Start of Records for the exercise

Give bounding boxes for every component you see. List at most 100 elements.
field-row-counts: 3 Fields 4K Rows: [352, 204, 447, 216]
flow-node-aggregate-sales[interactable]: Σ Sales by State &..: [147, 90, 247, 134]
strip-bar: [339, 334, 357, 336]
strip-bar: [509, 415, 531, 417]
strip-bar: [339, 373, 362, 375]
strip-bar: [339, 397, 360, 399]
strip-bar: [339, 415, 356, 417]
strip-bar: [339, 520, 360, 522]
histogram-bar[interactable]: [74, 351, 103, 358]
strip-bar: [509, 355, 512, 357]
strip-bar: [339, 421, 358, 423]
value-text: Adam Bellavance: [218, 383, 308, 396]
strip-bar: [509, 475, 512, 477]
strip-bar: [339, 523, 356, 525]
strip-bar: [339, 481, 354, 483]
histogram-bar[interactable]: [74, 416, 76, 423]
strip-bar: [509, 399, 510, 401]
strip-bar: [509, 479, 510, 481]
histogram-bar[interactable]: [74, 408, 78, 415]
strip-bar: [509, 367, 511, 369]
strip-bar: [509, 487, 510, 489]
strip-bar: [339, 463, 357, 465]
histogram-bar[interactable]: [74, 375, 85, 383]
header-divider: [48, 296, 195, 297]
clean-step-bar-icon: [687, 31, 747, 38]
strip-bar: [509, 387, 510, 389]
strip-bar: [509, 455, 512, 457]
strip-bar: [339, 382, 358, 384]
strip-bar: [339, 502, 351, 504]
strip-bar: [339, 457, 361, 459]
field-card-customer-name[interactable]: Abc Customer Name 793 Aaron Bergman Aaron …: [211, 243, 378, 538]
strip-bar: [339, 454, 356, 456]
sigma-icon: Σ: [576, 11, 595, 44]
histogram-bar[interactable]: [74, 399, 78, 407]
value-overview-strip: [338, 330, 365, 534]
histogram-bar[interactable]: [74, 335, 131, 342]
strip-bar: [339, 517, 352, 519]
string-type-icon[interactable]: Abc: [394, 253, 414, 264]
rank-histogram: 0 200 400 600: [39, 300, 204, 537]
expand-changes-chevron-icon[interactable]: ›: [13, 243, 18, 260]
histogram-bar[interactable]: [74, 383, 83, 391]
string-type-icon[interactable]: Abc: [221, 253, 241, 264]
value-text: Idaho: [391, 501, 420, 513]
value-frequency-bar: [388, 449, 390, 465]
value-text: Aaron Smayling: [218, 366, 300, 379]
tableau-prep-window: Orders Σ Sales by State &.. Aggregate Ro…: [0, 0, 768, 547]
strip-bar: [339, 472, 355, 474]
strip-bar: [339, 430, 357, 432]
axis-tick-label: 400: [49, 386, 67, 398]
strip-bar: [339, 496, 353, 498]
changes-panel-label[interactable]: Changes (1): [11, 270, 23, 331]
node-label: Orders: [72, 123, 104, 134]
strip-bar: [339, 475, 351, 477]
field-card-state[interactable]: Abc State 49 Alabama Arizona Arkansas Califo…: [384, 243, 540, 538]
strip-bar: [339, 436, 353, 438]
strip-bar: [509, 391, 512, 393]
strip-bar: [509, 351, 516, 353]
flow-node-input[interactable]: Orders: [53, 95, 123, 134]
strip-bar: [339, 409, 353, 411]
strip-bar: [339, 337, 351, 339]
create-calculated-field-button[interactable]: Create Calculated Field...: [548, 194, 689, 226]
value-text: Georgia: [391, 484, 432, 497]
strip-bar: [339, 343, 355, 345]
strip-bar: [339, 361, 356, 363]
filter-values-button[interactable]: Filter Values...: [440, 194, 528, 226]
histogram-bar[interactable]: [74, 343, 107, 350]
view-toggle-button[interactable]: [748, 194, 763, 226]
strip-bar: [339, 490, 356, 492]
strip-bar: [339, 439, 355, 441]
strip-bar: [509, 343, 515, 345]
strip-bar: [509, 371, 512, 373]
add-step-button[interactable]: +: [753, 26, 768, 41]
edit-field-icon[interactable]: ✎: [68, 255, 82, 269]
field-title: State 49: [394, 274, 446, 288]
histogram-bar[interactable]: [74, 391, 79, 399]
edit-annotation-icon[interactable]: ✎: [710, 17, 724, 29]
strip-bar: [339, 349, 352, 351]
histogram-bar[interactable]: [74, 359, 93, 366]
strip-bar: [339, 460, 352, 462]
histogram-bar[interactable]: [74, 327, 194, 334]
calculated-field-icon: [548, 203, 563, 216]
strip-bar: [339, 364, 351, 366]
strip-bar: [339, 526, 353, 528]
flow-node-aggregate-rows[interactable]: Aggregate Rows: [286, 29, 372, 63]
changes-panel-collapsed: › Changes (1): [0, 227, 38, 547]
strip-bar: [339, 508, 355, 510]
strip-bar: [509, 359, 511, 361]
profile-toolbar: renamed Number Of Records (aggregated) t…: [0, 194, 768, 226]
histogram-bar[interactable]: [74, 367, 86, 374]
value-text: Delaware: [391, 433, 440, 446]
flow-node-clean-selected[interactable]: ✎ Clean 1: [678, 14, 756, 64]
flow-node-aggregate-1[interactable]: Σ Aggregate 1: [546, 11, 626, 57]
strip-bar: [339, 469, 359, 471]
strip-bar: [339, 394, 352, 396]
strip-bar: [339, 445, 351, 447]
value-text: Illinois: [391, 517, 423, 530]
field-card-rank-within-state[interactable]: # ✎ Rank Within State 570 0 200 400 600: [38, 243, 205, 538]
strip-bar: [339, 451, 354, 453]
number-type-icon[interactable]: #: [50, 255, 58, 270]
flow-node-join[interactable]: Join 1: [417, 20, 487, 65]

End of Records for the exercise

Task to carry out
Return every line of the data above word for word, with no changes.

Exercise output
Give bounding boxes for every component you see. List at most 100 elements.
field-row-counts: 3 Fields 4K Rows: [352, 204, 447, 216]
flow-node-aggregate-sales[interactable]: Σ Sales by State &..: [147, 90, 247, 134]
strip-bar: [339, 334, 357, 336]
strip-bar: [509, 415, 531, 417]
strip-bar: [339, 373, 362, 375]
strip-bar: [339, 397, 360, 399]
strip-bar: [339, 415, 356, 417]
strip-bar: [339, 520, 360, 522]
histogram-bar[interactable]: [74, 351, 103, 358]
strip-bar: [509, 355, 512, 357]
strip-bar: [339, 421, 358, 423]
value-text: Adam Bellavance: [218, 383, 308, 396]
strip-bar: [509, 475, 512, 477]
strip-bar: [339, 523, 356, 525]
strip-bar: [339, 481, 354, 483]
histogram-bar[interactable]: [74, 416, 76, 423]
strip-bar: [509, 399, 510, 401]
strip-bar: [509, 479, 510, 481]
histogram-bar[interactable]: [74, 408, 78, 415]
strip-bar: [509, 367, 511, 369]
strip-bar: [509, 487, 510, 489]
strip-bar: [339, 463, 357, 465]
histogram-bar[interactable]: [74, 375, 85, 383]
header-divider: [48, 296, 195, 297]
clean-step-bar-icon: [687, 31, 747, 38]
strip-bar: [509, 387, 510, 389]
strip-bar: [509, 455, 512, 457]
strip-bar: [339, 382, 358, 384]
strip-bar: [339, 502, 351, 504]
strip-bar: [339, 457, 361, 459]
field-card-customer-name[interactable]: Abc Customer Name 793 Aaron Bergman Aaron …: [211, 243, 378, 538]
strip-bar: [339, 454, 356, 456]
sigma-icon: Σ: [576, 11, 595, 44]
histogram-bar[interactable]: [74, 399, 78, 407]
value-overview-strip: [338, 330, 365, 534]
histogram-bar[interactable]: [74, 335, 131, 342]
strip-bar: [339, 517, 352, 519]
string-type-icon[interactable]: Abc: [394, 253, 414, 264]
rank-histogram: 0 200 400 600: [39, 300, 204, 537]
expand-changes-chevron-icon[interactable]: ›: [13, 243, 18, 260]
histogram-bar[interactable]: [74, 383, 83, 391]
string-type-icon[interactable]: Abc: [221, 253, 241, 264]
value-text: Idaho: [391, 501, 420, 513]
value-frequency-bar: [388, 449, 390, 465]
value-text: Aaron Smayling: [218, 366, 300, 379]
tableau-prep-window: Orders Σ Sales by State &.. Aggregate Ro…: [0, 0, 768, 547]
strip-bar: [339, 472, 355, 474]
strip-bar: [339, 430, 357, 432]
axis-tick-label: 400: [49, 386, 67, 398]
strip-bar: [339, 496, 353, 498]
changes-panel-label[interactable]: Changes (1): [11, 270, 23, 331]
node-label: Orders: [72, 123, 104, 134]
strip-bar: [339, 475, 351, 477]
field-card-state[interactable]: Abc State 49 Alabama Arizona Arkansas Califo…: [384, 243, 540, 538]
strip-bar: [339, 436, 353, 438]
strip-bar: [509, 391, 512, 393]
strip-bar: [509, 351, 516, 353]
flow-node-input[interactable]: Orders: [53, 95, 123, 134]
strip-bar: [339, 409, 353, 411]
strip-bar: [339, 337, 351, 339]
create-calculated-field-button[interactable]: Create Calculated Field...: [548, 194, 689, 226]
value-text: Georgia: [391, 484, 432, 497]
strip-bar: [339, 343, 355, 345]
strip-bar: [339, 361, 356, 363]
filter-values-button[interactable]: Filter Values...: [440, 194, 528, 226]
histogram-bar[interactable]: [74, 343, 107, 350]
view-toggle-button[interactable]: [748, 194, 763, 226]
strip-bar: [339, 490, 356, 492]
strip-bar: [339, 439, 355, 441]
strip-bar: [509, 343, 515, 345]
strip-bar: [509, 371, 512, 373]
add-step-button[interactable]: +: [753, 26, 768, 41]
edit-field-icon[interactable]: ✎: [68, 255, 82, 269]
field-title: State 49: [394, 274, 446, 288]
histogram-bar[interactable]: [74, 391, 79, 399]
edit-annotation-icon[interactable]: ✎: [710, 17, 724, 29]
strip-bar: [339, 349, 352, 351]
histogram-bar[interactable]: [74, 359, 93, 366]
strip-bar: [339, 460, 352, 462]
histogram-bar[interactable]: [74, 327, 194, 334]
calculated-field-icon: [548, 203, 563, 216]
strip-bar: [339, 364, 351, 366]
strip-bar: [339, 526, 353, 528]
flow-node-aggregate-rows[interactable]: Aggregate Rows: [286, 29, 372, 63]
changes-panel-collapsed: › Changes (1): [0, 227, 38, 547]
strip-bar: [339, 508, 355, 510]
strip-bar: [509, 359, 511, 361]
profile-toolbar: renamed Number Of Records (aggregated) t…: [0, 194, 768, 226]
histogram-bar[interactable]: [74, 367, 86, 374]
value-text: Delaware: [391, 433, 440, 446]
flow-node-clean-selected[interactable]: ✎ Clean 1: [678, 14, 756, 64]
flow-node-aggregate-1[interactable]: Σ Aggregate 1: [546, 11, 626, 57]
strip-bar: [339, 469, 359, 471]
strip-bar: [339, 394, 352, 396]
strip-bar: [339, 445, 351, 447]
value-text: Illinois: [391, 517, 423, 530]
field-card-rank-within-state[interactable]: # ✎ Rank Within State 570 0 200 400 600: [38, 243, 205, 538]
strip-bar: [339, 451, 354, 453]
number-type-icon[interactable]: #: [50, 255, 58, 270]
flow-node-join[interactable]: Join 1: [417, 20, 487, 65]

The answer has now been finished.